- Directions:
Return each line of the records holding the string "风华北停车场".
-- start Records shown --
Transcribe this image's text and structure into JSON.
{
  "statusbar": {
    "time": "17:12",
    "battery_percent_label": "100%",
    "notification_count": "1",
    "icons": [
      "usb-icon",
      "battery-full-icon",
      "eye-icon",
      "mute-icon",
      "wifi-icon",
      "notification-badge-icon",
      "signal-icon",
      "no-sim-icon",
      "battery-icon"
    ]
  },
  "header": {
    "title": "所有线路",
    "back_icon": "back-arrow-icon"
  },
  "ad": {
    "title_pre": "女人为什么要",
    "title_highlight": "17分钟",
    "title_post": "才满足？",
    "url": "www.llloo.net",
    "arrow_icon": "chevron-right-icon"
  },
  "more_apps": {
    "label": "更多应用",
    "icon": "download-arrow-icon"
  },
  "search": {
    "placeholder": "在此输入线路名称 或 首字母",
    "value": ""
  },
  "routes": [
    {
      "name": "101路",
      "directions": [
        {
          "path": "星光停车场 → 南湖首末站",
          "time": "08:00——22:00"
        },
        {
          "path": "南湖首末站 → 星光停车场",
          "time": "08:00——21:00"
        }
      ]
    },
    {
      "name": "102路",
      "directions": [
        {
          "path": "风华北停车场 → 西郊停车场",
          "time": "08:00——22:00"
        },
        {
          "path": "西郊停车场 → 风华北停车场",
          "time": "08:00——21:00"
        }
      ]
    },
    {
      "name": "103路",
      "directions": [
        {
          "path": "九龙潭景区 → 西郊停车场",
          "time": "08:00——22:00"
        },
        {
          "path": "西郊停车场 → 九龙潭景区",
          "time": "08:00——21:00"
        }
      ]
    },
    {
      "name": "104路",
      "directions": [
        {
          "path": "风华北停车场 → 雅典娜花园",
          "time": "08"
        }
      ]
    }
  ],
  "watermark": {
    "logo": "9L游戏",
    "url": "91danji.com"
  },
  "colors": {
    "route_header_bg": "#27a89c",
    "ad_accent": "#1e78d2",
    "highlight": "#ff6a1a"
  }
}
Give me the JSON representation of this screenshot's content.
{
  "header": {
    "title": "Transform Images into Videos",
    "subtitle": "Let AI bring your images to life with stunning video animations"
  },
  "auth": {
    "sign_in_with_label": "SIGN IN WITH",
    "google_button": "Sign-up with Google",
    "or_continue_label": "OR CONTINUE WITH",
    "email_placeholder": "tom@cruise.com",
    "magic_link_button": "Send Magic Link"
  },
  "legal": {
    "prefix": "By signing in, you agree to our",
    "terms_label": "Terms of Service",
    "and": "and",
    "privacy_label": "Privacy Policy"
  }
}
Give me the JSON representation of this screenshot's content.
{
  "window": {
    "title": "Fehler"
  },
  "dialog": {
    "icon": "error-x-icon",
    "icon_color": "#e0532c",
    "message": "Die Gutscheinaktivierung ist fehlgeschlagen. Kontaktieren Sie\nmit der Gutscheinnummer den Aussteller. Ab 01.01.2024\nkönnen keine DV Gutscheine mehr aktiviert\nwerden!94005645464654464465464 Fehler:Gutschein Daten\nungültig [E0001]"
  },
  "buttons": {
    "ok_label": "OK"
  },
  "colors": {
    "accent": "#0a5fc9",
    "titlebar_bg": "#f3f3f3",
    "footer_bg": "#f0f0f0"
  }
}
-- end Records shown --
- Written response:
          "path": "风华北停车场 → 西郊停车场",
          "path": "西郊停车场 → 风华北停车场",
          "path": "风华北停车场 → 雅典娜花园",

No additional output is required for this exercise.